(begin)

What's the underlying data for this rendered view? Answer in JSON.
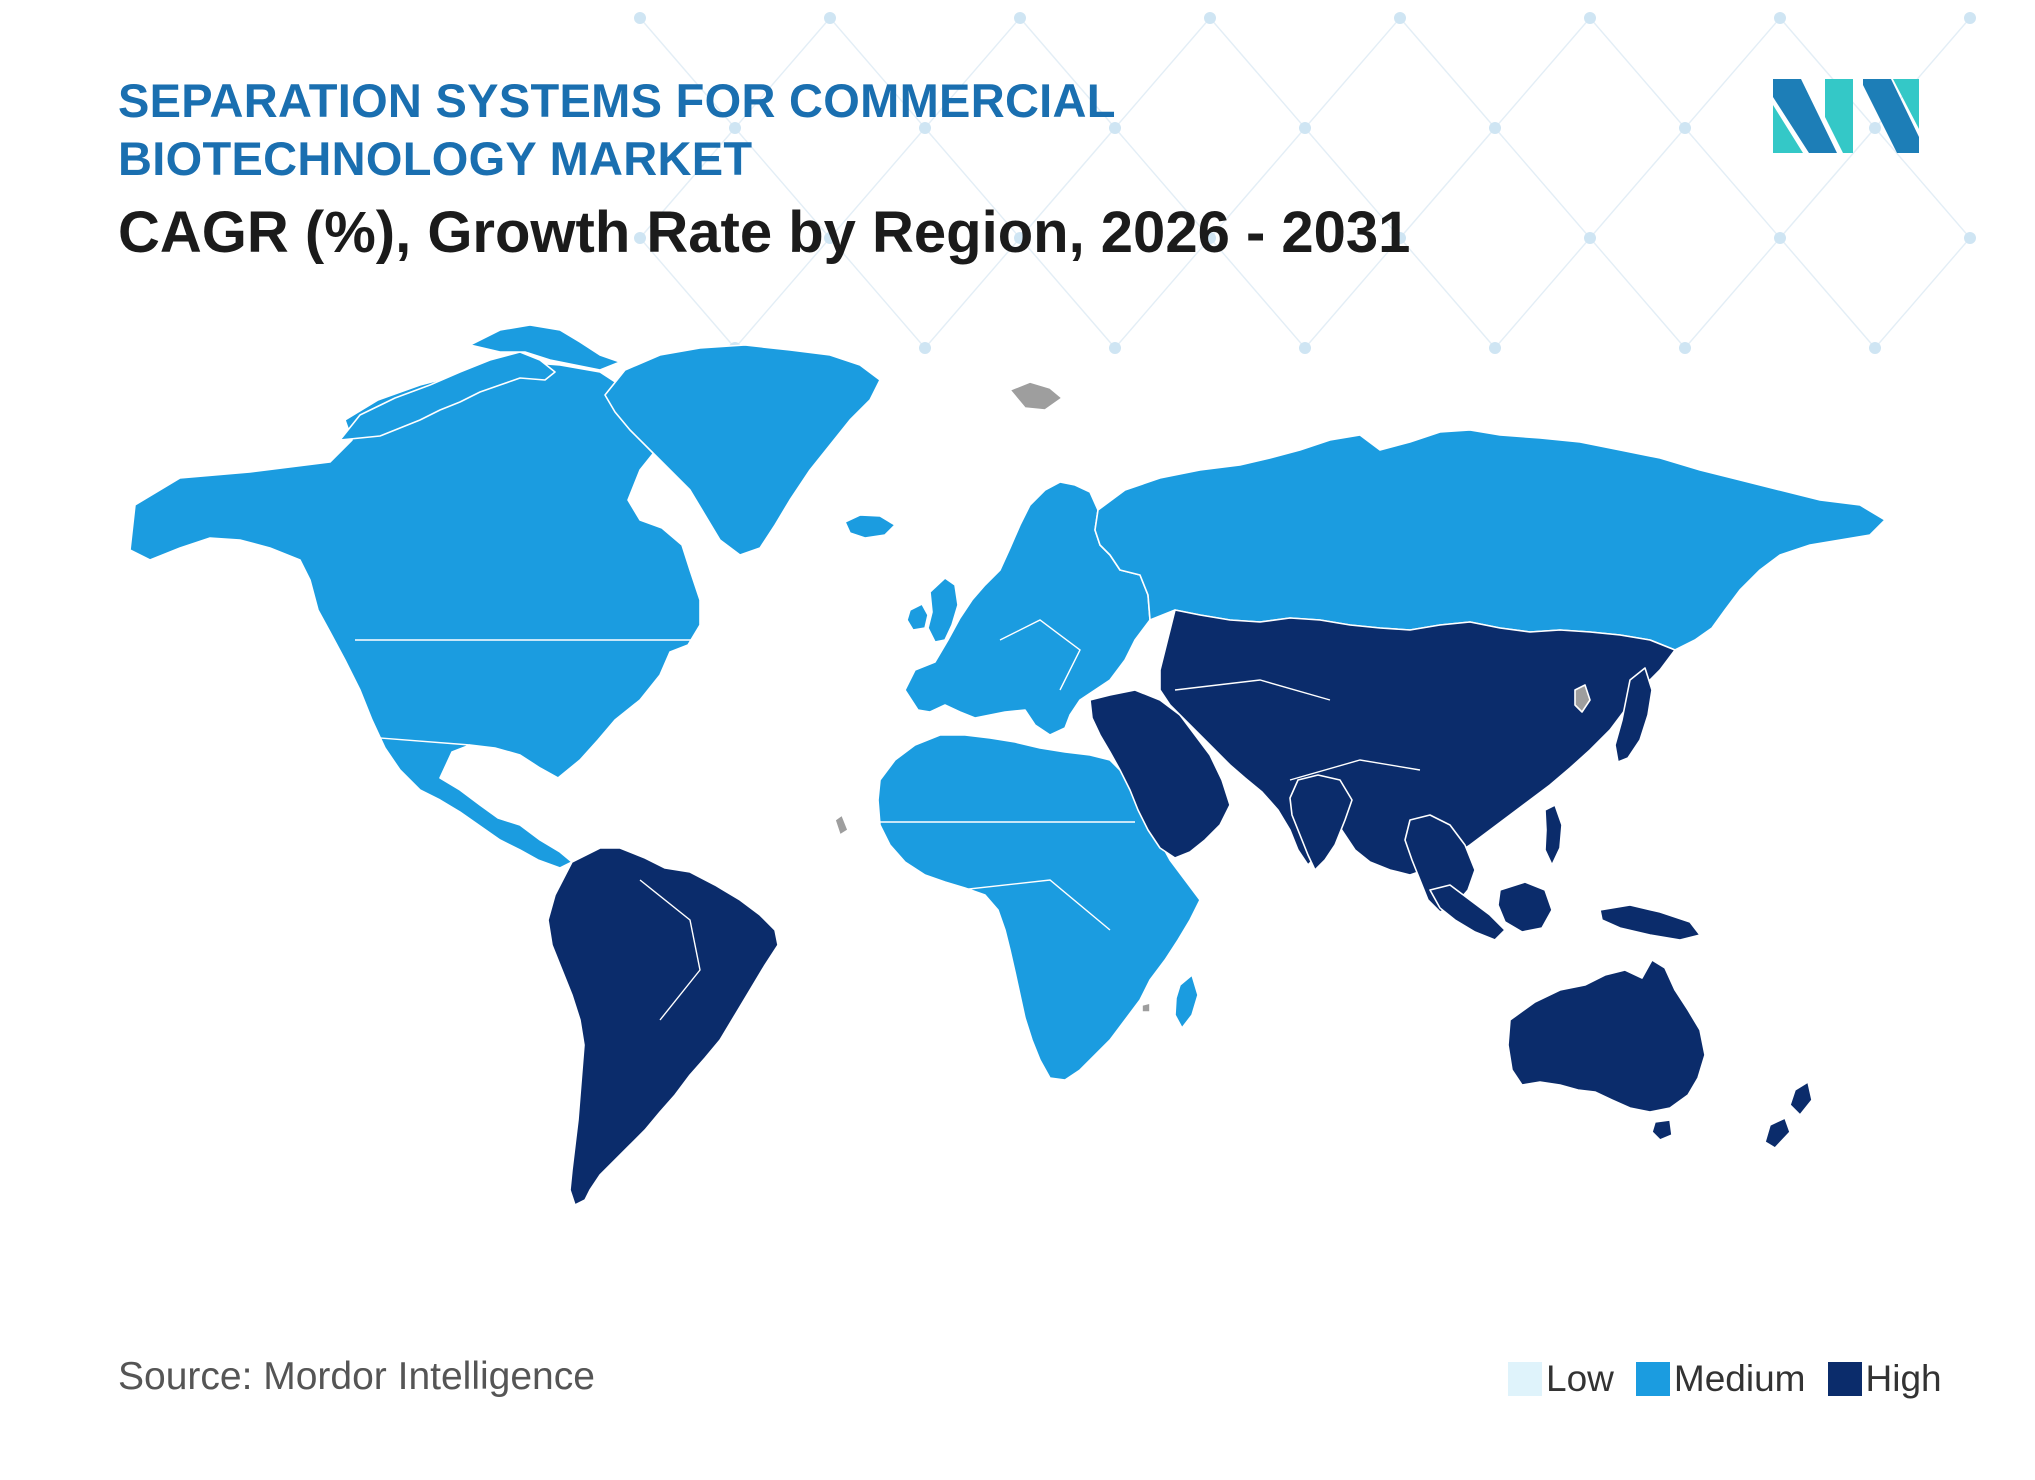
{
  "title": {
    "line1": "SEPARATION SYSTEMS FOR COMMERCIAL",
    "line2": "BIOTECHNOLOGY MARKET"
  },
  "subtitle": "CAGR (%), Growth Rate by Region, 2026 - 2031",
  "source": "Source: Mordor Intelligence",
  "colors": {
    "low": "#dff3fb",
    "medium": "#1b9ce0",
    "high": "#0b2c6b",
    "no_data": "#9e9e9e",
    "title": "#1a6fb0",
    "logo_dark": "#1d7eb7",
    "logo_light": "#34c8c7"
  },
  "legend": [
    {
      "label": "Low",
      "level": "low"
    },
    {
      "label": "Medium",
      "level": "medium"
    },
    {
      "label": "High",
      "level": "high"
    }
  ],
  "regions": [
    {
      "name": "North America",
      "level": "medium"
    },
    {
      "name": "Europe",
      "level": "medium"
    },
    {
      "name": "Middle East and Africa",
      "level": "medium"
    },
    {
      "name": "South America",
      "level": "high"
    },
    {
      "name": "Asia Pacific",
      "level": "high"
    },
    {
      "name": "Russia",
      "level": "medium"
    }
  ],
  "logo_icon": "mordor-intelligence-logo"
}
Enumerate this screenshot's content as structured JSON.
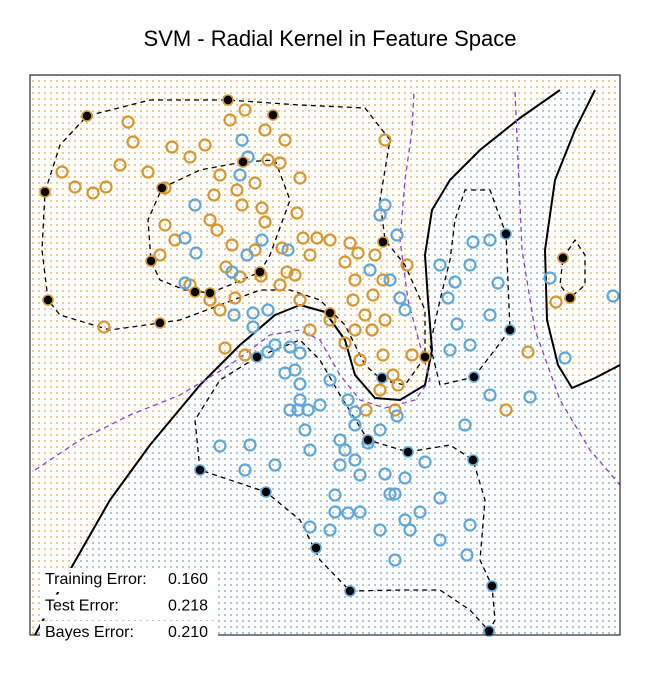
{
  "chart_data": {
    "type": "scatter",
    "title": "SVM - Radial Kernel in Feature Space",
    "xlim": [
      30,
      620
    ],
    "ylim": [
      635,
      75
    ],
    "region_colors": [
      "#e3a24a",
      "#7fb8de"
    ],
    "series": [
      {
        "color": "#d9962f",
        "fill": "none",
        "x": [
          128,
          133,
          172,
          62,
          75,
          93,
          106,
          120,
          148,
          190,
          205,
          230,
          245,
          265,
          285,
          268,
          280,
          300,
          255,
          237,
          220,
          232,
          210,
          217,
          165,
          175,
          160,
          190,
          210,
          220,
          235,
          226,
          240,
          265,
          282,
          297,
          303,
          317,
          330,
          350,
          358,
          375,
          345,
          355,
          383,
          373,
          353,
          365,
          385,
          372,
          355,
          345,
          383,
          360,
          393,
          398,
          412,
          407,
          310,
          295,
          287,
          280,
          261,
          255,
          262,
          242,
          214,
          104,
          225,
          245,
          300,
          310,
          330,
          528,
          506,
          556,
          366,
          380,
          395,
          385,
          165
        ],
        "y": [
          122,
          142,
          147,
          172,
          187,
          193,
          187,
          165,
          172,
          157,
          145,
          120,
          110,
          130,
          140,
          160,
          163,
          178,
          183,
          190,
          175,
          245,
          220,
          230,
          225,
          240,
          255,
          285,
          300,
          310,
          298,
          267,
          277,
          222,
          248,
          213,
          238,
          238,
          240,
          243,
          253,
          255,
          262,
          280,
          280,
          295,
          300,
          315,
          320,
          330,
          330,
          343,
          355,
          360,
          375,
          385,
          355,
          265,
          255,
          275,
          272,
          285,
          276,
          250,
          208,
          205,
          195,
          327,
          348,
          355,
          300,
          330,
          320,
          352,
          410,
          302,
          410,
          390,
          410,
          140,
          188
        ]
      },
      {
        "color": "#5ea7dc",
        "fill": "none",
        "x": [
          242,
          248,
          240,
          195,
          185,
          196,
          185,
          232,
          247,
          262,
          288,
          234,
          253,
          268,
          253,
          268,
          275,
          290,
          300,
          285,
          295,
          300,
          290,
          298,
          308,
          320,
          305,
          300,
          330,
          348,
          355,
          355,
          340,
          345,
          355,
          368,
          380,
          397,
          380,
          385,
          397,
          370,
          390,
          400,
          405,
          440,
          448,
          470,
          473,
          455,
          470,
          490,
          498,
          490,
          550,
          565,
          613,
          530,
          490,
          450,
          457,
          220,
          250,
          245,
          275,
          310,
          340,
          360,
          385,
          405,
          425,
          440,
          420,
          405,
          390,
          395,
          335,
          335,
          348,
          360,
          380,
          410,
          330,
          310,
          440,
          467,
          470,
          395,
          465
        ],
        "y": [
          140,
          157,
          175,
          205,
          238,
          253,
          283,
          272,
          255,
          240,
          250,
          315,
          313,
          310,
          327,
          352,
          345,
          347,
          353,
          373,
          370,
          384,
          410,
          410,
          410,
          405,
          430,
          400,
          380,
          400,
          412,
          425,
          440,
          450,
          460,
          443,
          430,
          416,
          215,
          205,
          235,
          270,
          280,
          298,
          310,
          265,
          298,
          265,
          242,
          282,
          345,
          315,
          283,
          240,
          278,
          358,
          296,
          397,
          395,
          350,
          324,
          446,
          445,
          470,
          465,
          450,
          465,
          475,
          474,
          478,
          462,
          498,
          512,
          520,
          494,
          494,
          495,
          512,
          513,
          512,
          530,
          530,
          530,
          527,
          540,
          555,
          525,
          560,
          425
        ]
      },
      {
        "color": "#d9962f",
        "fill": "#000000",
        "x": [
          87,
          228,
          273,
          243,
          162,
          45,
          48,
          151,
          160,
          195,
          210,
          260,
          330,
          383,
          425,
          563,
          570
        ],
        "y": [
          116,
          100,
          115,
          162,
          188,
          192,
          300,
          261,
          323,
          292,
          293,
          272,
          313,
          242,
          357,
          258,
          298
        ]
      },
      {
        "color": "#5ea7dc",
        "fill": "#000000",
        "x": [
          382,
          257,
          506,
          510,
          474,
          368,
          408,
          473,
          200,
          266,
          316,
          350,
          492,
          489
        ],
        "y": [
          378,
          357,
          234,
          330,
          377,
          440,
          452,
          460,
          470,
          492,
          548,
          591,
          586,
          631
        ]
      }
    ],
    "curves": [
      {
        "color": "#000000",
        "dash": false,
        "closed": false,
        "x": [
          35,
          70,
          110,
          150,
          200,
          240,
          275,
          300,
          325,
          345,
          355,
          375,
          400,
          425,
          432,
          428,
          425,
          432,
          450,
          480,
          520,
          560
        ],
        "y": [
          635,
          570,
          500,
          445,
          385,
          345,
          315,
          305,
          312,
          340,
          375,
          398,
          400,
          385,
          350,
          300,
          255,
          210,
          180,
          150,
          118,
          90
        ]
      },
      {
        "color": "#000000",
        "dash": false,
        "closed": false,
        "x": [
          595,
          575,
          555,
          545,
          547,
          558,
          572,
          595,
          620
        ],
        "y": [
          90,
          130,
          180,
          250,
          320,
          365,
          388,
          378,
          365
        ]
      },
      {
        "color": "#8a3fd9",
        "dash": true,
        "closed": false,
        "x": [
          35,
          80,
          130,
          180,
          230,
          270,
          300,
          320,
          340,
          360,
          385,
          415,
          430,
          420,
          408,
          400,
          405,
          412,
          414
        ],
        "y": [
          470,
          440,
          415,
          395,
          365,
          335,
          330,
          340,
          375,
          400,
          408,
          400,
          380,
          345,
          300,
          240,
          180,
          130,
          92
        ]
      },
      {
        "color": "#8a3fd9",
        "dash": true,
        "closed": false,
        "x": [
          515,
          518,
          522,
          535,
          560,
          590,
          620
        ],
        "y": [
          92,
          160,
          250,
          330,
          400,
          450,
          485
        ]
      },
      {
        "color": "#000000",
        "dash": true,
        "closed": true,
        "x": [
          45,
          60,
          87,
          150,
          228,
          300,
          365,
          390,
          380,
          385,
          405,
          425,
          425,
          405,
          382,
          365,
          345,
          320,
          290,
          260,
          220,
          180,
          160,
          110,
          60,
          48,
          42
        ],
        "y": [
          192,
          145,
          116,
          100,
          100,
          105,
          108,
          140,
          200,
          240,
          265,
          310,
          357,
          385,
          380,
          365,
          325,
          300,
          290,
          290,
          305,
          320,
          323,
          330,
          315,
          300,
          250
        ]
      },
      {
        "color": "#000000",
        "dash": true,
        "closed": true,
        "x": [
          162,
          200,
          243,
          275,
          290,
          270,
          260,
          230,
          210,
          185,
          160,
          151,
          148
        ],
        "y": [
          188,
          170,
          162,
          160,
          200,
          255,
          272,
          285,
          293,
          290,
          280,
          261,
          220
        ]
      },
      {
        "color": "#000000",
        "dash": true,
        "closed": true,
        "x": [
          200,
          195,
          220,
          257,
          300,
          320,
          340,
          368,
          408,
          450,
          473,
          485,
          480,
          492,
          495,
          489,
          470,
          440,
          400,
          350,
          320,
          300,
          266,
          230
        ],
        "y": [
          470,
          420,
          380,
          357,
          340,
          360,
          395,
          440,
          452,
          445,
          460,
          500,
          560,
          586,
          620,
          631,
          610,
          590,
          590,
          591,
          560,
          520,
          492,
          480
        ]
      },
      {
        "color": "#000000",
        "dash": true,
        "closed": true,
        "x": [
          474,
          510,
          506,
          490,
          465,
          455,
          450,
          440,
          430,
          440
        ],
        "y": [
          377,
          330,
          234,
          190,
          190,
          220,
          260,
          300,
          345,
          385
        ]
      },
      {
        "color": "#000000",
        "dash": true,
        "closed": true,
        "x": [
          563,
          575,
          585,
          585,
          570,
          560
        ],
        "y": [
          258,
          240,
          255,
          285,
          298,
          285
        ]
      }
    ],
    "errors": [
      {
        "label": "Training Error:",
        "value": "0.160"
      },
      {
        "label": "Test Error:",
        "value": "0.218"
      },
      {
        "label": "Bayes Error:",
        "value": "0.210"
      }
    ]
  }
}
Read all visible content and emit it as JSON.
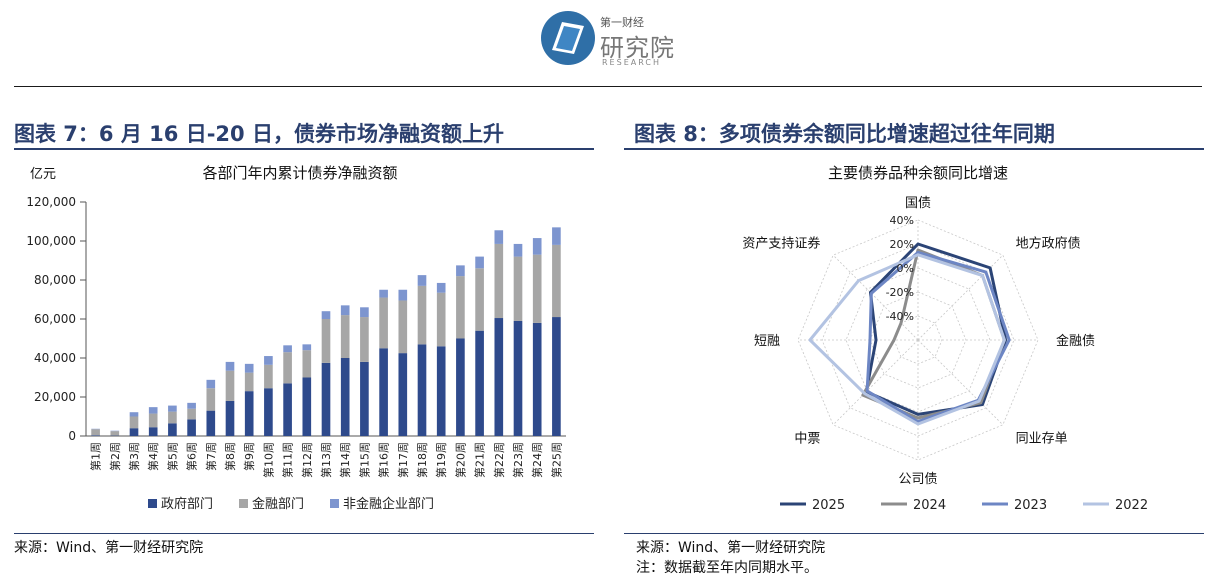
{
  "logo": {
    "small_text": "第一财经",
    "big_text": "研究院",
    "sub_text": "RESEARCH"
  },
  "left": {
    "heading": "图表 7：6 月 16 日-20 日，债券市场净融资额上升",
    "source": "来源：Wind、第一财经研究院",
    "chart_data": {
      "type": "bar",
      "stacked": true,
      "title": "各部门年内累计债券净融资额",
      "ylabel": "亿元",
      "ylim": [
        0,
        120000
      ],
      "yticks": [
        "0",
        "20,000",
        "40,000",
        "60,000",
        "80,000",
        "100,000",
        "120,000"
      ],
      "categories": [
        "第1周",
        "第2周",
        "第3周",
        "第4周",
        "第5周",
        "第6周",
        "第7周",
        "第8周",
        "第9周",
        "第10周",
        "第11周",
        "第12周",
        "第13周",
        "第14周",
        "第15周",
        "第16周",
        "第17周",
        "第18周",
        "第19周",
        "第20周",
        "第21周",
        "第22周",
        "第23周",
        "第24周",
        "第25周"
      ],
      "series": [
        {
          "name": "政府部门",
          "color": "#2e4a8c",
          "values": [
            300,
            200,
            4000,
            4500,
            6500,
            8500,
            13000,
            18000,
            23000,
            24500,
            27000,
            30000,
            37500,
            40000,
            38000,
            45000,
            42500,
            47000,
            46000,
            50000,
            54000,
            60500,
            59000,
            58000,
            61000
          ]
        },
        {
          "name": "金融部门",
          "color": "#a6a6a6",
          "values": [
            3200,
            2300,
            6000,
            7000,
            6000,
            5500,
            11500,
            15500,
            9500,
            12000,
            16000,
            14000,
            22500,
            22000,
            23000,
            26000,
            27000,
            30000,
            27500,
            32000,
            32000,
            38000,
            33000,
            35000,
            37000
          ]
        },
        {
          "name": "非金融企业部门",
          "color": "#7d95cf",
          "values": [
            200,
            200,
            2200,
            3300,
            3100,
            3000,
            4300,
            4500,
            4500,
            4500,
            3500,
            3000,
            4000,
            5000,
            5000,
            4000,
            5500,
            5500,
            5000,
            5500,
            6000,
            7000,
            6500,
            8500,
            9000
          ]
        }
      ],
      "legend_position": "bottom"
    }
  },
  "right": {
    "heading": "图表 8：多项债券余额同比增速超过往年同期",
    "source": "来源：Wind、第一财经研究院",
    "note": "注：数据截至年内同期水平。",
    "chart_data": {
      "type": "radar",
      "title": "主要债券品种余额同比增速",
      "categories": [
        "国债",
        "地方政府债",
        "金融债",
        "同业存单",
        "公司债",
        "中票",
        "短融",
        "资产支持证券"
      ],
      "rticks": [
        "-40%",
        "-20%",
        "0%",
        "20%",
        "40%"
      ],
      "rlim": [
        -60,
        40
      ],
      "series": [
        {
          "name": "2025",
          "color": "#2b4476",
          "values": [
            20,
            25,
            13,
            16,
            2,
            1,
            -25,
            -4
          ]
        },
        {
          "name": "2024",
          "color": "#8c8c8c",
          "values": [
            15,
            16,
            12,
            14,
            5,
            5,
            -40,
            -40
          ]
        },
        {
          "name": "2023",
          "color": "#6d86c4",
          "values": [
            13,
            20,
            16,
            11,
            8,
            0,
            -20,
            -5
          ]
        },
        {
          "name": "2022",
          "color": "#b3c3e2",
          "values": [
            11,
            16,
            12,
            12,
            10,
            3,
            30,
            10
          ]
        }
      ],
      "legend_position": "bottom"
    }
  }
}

(end)

_Short exercise_.
Your task is to gather all lines from the entries above that hold the word "content".

_The answer_.
Enumerate this screenshot's content as structured JSON.
Read all visible content and emit it as JSON.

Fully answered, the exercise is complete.